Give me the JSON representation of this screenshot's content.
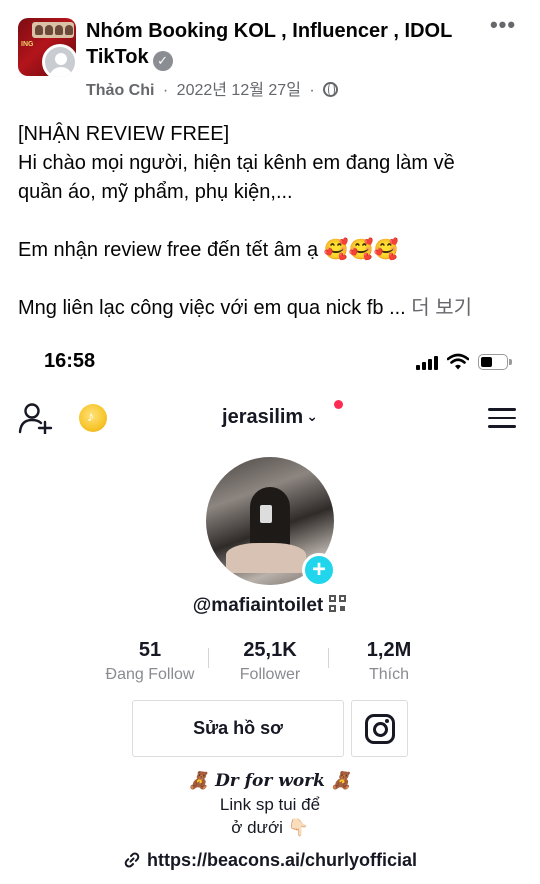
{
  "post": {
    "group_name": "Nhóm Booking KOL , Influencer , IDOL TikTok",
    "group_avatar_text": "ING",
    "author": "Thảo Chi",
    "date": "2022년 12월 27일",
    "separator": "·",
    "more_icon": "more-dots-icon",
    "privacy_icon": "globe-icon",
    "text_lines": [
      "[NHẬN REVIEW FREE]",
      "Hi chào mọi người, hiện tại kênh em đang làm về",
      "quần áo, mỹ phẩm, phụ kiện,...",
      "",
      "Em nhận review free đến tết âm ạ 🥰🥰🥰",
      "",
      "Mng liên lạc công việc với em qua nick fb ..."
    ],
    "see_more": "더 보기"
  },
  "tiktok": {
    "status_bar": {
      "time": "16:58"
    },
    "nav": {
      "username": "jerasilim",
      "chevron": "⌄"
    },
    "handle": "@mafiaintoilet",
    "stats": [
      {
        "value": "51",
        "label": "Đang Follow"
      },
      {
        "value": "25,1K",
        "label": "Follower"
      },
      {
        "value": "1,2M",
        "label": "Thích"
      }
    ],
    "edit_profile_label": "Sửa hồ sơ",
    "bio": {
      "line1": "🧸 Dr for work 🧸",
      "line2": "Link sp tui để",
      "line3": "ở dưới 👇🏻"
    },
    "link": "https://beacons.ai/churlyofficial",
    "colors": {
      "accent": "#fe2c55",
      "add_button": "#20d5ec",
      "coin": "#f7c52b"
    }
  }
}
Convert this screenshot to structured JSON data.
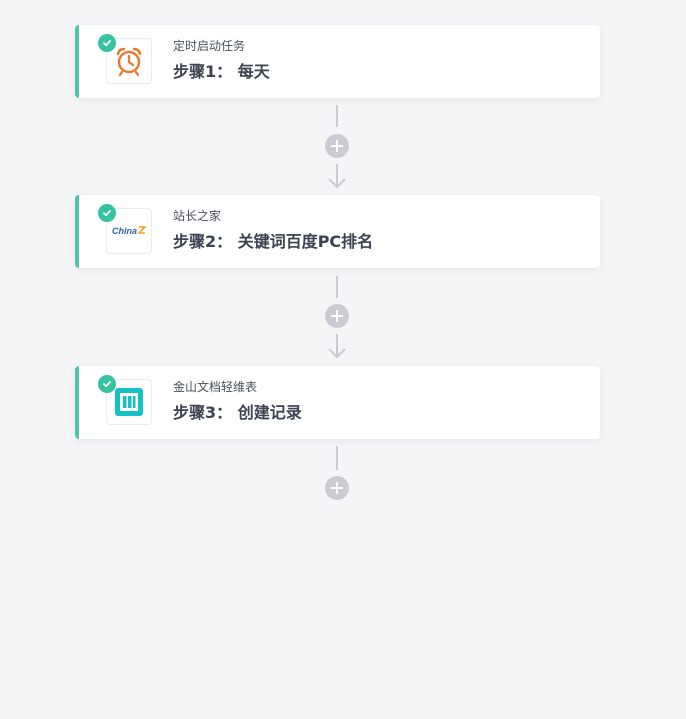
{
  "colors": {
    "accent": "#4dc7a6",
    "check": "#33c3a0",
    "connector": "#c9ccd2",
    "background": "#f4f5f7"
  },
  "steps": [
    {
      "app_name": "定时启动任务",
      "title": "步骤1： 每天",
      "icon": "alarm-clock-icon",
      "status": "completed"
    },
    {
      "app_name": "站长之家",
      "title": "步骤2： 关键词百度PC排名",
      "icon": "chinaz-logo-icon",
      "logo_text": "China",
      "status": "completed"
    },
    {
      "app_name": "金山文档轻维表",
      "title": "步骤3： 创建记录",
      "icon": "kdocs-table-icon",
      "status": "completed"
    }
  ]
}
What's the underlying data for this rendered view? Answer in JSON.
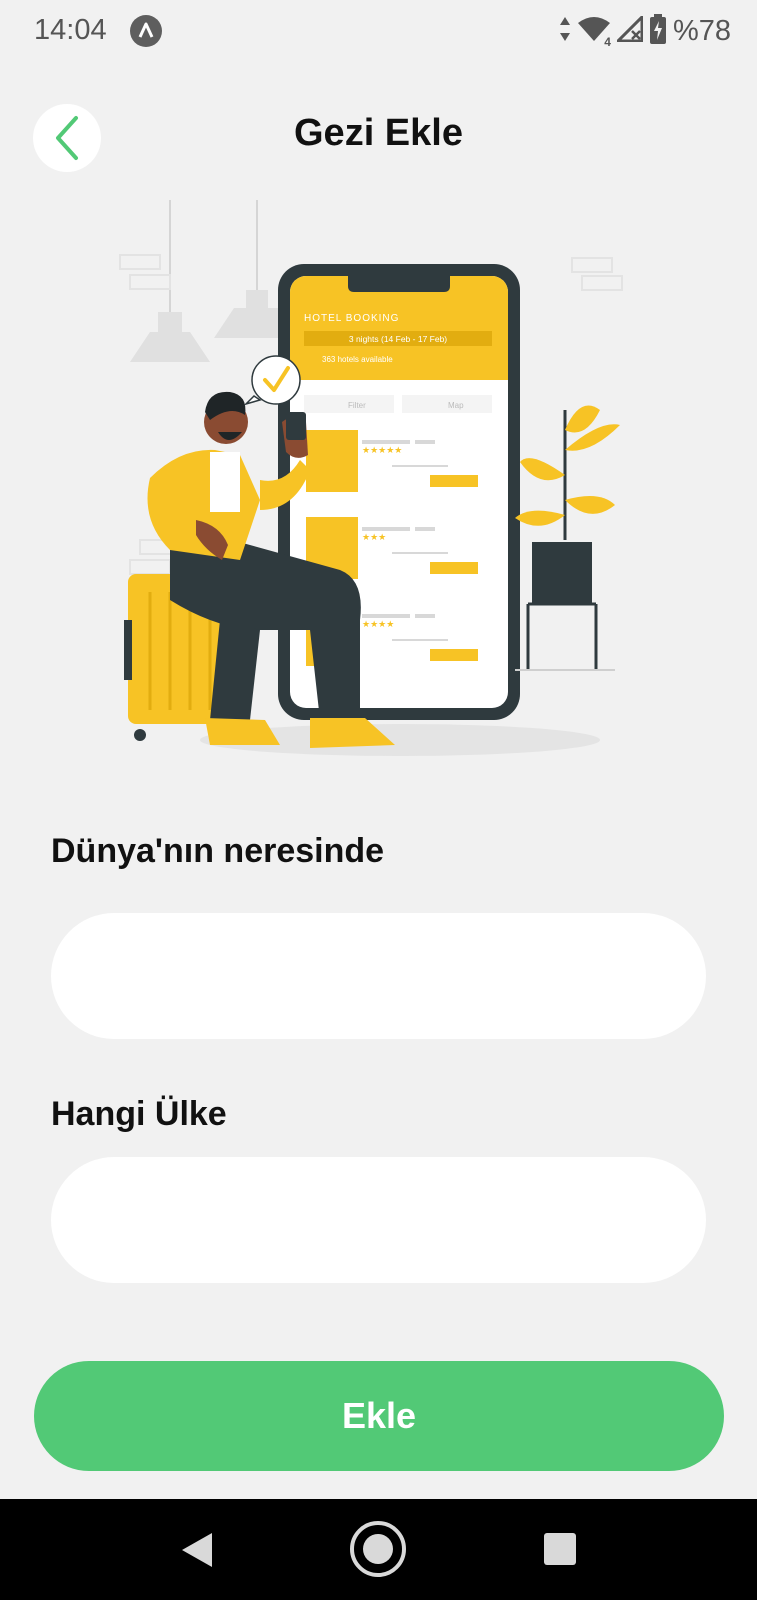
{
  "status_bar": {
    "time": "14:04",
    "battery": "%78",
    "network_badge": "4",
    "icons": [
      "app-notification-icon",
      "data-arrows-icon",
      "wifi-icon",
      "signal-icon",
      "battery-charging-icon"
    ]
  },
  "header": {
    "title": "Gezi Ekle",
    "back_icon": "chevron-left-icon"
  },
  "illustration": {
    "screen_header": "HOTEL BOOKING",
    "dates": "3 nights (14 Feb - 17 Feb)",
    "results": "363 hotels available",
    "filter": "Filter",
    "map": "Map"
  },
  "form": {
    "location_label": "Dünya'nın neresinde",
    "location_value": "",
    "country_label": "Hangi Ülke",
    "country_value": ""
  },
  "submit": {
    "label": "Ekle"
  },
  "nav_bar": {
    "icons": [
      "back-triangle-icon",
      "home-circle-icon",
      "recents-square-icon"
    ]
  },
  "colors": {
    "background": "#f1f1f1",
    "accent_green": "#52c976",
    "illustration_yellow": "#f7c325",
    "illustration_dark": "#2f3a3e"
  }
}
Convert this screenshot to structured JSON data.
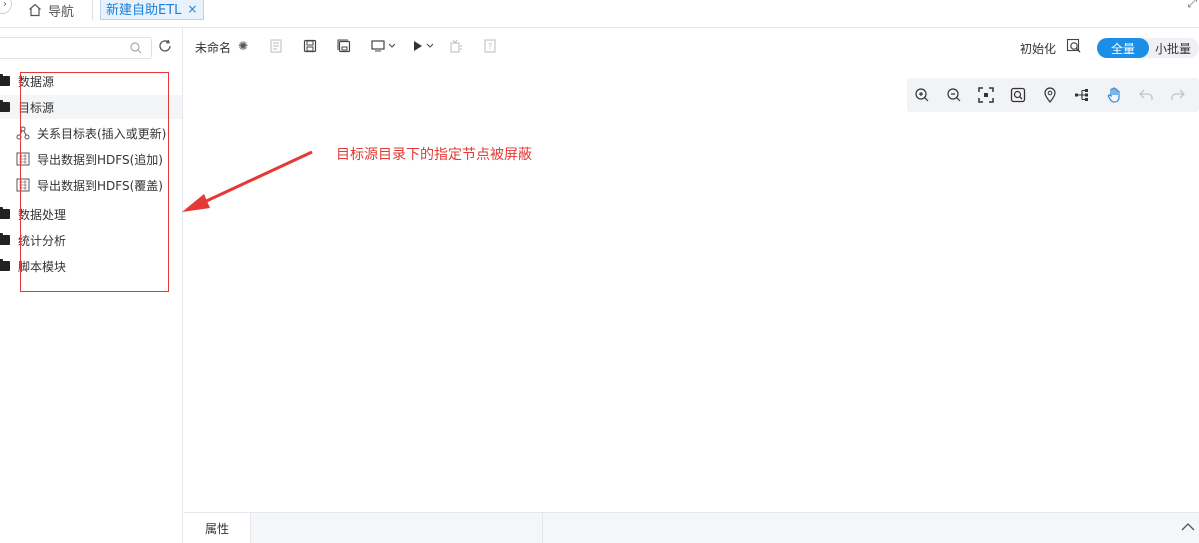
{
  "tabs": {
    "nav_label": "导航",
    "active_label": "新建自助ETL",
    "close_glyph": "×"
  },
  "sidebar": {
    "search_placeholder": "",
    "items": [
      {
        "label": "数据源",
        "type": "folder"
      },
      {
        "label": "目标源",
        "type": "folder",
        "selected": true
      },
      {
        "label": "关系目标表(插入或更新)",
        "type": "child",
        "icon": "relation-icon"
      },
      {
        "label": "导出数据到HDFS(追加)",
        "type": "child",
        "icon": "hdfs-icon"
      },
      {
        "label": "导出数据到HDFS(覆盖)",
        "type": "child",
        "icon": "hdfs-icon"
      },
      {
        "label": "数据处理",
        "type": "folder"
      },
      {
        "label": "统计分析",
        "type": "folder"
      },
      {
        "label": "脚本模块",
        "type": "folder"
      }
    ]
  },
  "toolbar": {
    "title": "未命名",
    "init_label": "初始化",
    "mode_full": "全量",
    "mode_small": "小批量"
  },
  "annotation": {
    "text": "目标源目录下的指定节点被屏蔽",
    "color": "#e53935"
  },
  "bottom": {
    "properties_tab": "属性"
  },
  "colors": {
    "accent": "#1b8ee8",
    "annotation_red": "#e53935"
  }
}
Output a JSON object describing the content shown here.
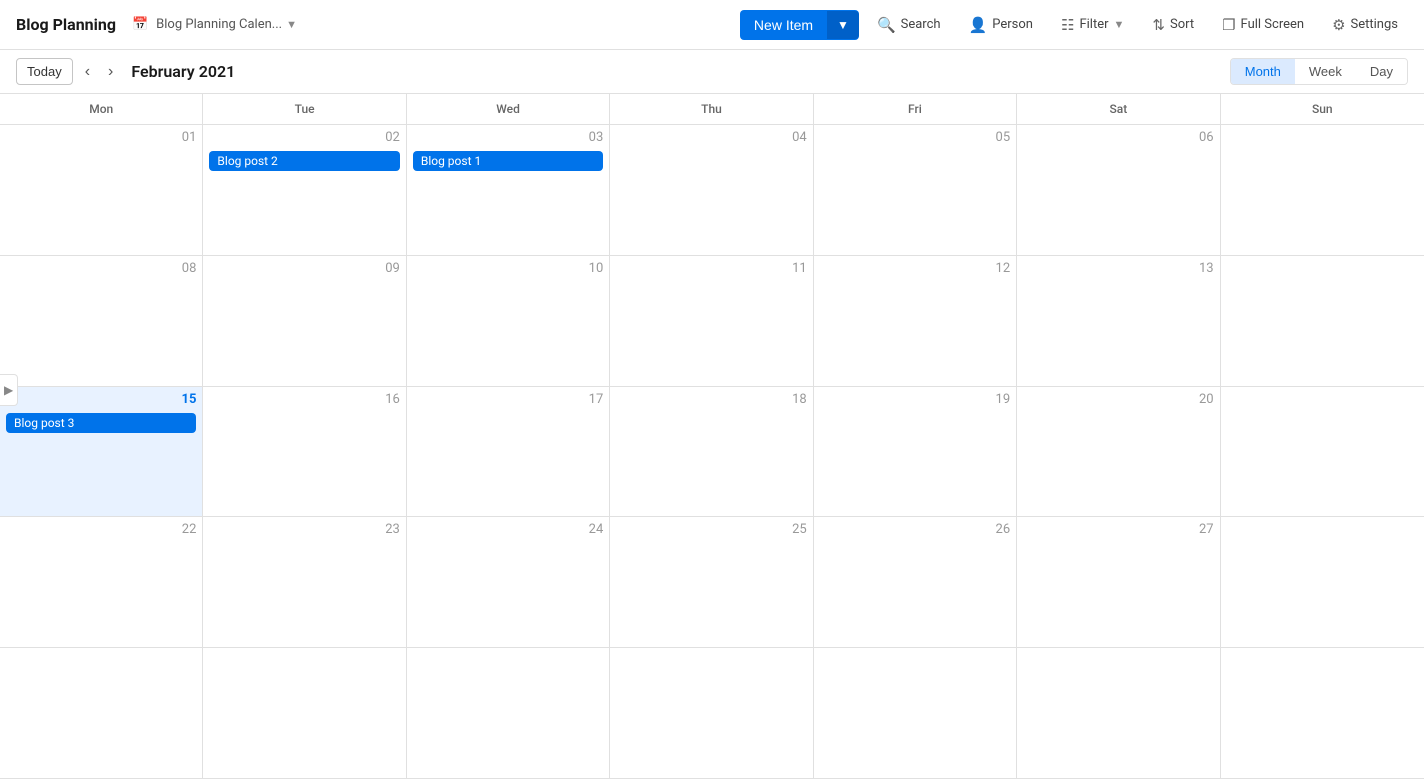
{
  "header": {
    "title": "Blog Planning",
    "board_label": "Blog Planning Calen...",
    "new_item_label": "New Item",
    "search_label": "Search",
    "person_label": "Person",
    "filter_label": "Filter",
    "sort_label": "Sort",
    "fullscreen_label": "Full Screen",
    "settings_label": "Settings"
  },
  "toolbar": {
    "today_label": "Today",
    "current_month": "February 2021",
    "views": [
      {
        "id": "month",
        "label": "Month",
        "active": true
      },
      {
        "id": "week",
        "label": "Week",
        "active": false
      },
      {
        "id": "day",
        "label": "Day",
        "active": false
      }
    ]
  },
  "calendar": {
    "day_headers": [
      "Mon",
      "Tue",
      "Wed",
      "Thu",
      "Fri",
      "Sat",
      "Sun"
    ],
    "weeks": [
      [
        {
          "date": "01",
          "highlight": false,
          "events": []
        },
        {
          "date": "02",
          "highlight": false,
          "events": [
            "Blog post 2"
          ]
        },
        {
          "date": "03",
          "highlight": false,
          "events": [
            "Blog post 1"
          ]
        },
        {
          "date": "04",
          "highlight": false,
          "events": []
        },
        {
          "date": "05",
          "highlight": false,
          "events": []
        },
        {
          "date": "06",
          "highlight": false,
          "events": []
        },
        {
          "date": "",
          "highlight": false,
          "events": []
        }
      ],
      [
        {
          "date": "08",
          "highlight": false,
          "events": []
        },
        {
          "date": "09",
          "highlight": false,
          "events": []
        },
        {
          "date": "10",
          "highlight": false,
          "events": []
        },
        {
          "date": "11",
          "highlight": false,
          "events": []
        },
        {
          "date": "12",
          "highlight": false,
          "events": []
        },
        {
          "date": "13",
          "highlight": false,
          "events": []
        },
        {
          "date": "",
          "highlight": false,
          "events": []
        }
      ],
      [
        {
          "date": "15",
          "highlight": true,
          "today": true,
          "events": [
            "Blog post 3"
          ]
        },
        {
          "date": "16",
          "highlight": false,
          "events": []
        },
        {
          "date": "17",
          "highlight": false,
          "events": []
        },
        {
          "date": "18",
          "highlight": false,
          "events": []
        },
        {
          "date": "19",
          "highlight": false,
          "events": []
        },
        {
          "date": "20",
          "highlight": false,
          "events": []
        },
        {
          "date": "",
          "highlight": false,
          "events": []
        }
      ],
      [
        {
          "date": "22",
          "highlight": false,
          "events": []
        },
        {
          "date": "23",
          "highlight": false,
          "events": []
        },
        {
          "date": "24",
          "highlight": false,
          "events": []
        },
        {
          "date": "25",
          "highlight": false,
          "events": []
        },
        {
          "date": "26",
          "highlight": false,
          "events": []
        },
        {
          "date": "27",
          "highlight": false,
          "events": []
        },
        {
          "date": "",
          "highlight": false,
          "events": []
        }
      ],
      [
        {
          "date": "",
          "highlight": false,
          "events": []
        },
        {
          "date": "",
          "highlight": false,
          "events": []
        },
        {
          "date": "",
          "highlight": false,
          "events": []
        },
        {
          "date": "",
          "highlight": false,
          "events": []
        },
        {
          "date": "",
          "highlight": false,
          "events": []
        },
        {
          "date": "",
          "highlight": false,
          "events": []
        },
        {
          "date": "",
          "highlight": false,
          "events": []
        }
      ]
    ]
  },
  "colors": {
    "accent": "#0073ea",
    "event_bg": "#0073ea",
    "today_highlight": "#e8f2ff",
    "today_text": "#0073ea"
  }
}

=-=-=

→ Task directions:
Identify each line in the entries with the word "导出数据到HDFS" and copy it.

→ Answer to the task:
        "label": "导出数据到HDFS(追加)",
        "label": "导出数据到HDFS(覆盖)",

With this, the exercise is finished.